# WHAT IS EXPECTED
Drop the images; return everything else in the listing below exactly.

# INFORMATION PROVIDED
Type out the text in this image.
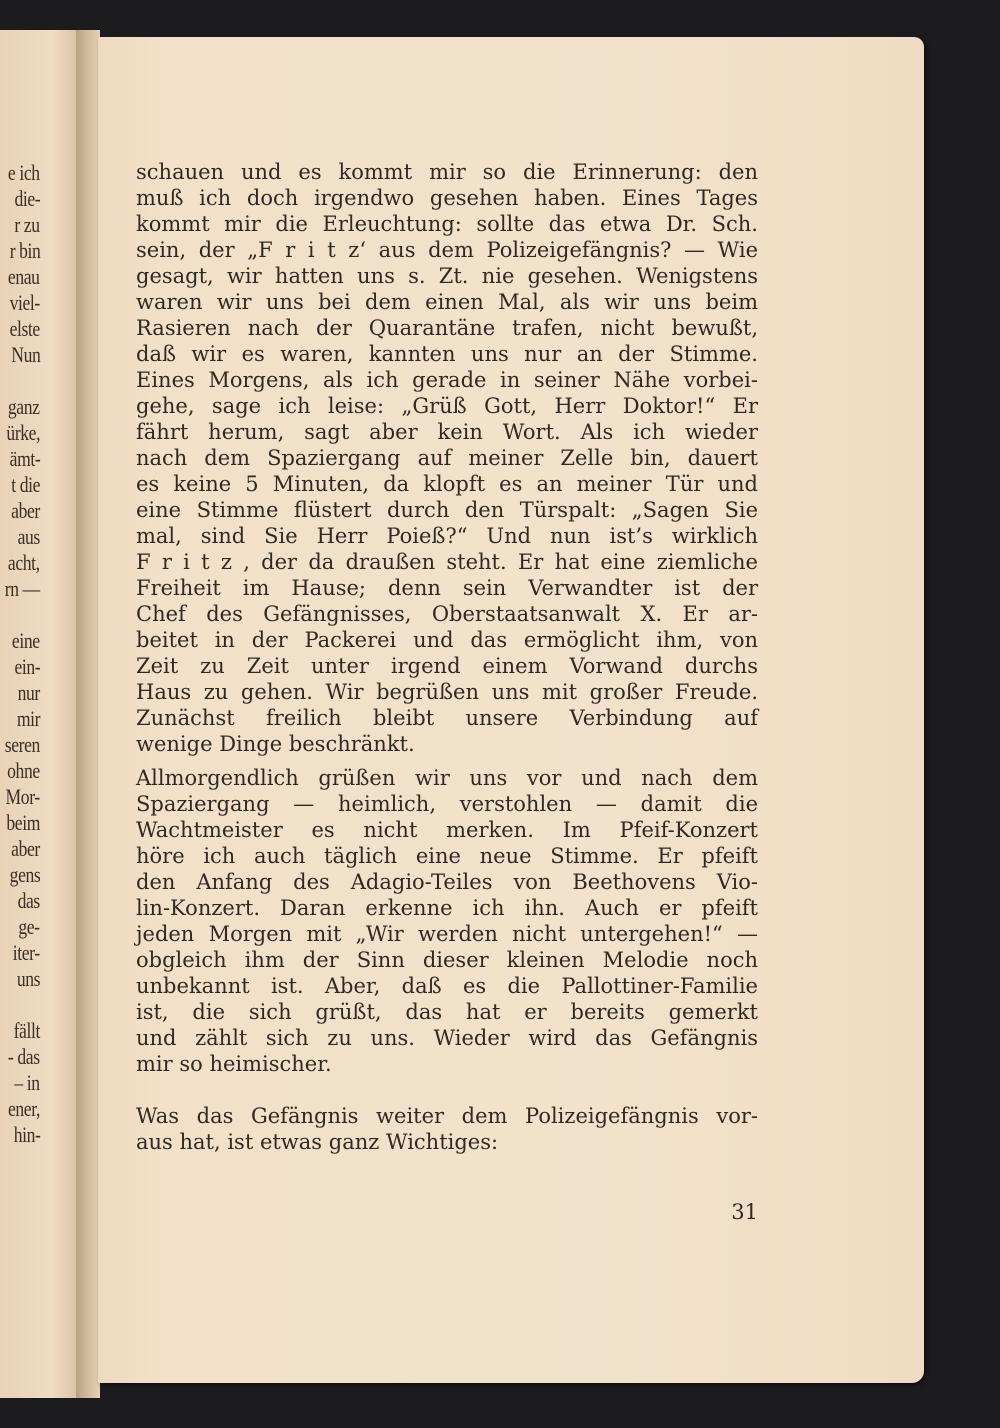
e ich
die-
r zu
r bin
enau
viel-
elste
Nun
ganz
ürke,
ämt-
t die
aber
aus
acht,
rn —
eine
ein-
nur
mir
seren
ohne
Mor-
beim
aber
gens
das
ge-
iter-
uns
fällt
- das
– in
ener,
hin-
schauen und es kommt mir so die Erinnerung: den
muß ich doch irgendwo gesehen haben. Eines Tages
kommt mir die Erleuchtung: sollte das etwa Dr. Sch.
sein, der „F r i t z‘ aus dem Polizeigefängnis? — Wie
gesagt, wir hatten uns s. Zt. nie gesehen. Wenigstens
waren wir uns bei dem einen Mal, als wir uns beim
Rasieren nach der Quarantäne trafen, nicht bewußt,
daß wir es waren, kannten uns nur an der Stimme.
Eines Morgens, als ich gerade in seiner Nähe vorbei-
gehe, sage ich leise: „Grüß Gott, Herr Doktor!“ Er
fährt herum, sagt aber kein Wort. Als ich wieder
nach dem Spaziergang auf meiner Zelle bin, dauert
es keine 5 Minuten, da klopft es an meiner Tür und
eine Stimme flüstert durch den Türspalt: „Sagen Sie
mal, sind Sie Herr Poieß?“ Und nun ist’s wirklich
F r i t z , der da draußen steht. Er hat eine ziemliche
Freiheit im Hause; denn sein Verwandter ist der
Chef des Gefängnisses, Oberstaatsanwalt X. Er ar-
beitet in der Packerei und das ermöglicht ihm, von
Zeit zu Zeit unter irgend einem Vorwand durchs
Haus zu gehen. Wir begrüßen uns mit großer Freude.
Zunächst freilich bleibt unsere Verbindung auf
wenige Dinge beschränkt.
Allmorgendlich grüßen wir uns vor und nach dem
Spaziergang — heimlich, verstohlen — damit die
Wachtmeister es nicht merken. Im Pfeif-Konzert
höre ich auch täglich eine neue Stimme. Er pfeift
den Anfang des Adagio-Teiles von Beethovens Vio-
lin-Konzert. Daran erkenne ich ihn. Auch er pfeift
jeden Morgen mit „Wir werden nicht untergehen!“ —
obgleich ihm der Sinn dieser kleinen Melodie noch
unbekannt ist. Aber, daß es die Pallottiner-Familie
ist, die sich grüßt, das hat er bereits gemerkt
und zählt sich zu uns. Wieder wird das Gefängnis
mir so heimischer.
Was das Gefängnis weiter dem Polizeigefängnis vor-
aus hat, ist etwas ganz Wichtiges:
31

# EXPECTED ANSWER
Type out the text in this image.
e ich
die-
r zu
r bin
enau
viel-
elste
Nun
ganz
ürke,
ämt-
t die
aber
aus
acht,
rn —
eine
ein-
nur
mir
seren
ohne
Mor-
beim
aber
gens
das
ge-
iter-
uns
fällt
- das
– in
ener,
hin-
schauen und es kommt mir so die Erinnerung: den
muß ich doch irgendwo gesehen haben. Eines Tages
kommt mir die Erleuchtung: sollte das etwa Dr. Sch.
sein, der „F r i t z‘ aus dem Polizeigefängnis? — Wie
gesagt, wir hatten uns s. Zt. nie gesehen. Wenigstens
waren wir uns bei dem einen Mal, als wir uns beim
Rasieren nach der Quarantäne trafen, nicht bewußt,
daß wir es waren, kannten uns nur an der Stimme.
Eines Morgens, als ich gerade in seiner Nähe vorbei-
gehe, sage ich leise: „Grüß Gott, Herr Doktor!“ Er
fährt herum, sagt aber kein Wort. Als ich wieder
nach dem Spaziergang auf meiner Zelle bin, dauert
es keine 5 Minuten, da klopft es an meiner Tür und
eine Stimme flüstert durch den Türspalt: „Sagen Sie
mal, sind Sie Herr Poieß?“ Und nun ist’s wirklich
F r i t z , der da draußen steht. Er hat eine ziemliche
Freiheit im Hause; denn sein Verwandter ist der
Chef des Gefängnisses, Oberstaatsanwalt X. Er ar-
beitet in der Packerei und das ermöglicht ihm, von
Zeit zu Zeit unter irgend einem Vorwand durchs
Haus zu gehen. Wir begrüßen uns mit großer Freude.
Zunächst freilich bleibt unsere Verbindung auf
wenige Dinge beschränkt.
Allmorgendlich grüßen wir uns vor und nach dem
Spaziergang — heimlich, verstohlen — damit die
Wachtmeister es nicht merken. Im Pfeif-Konzert
höre ich auch täglich eine neue Stimme. Er pfeift
den Anfang des Adagio-Teiles von Beethovens Vio-
lin-Konzert. Daran erkenne ich ihn. Auch er pfeift
jeden Morgen mit „Wir werden nicht untergehen!“ —
obgleich ihm der Sinn dieser kleinen Melodie noch
unbekannt ist. Aber, daß es die Pallottiner-Familie
ist, die sich grüßt, das hat er bereits gemerkt
und zählt sich zu uns. Wieder wird das Gefängnis
mir so heimischer.
Was das Gefängnis weiter dem Polizeigefängnis vor-
aus hat, ist etwas ganz Wichtiges:
31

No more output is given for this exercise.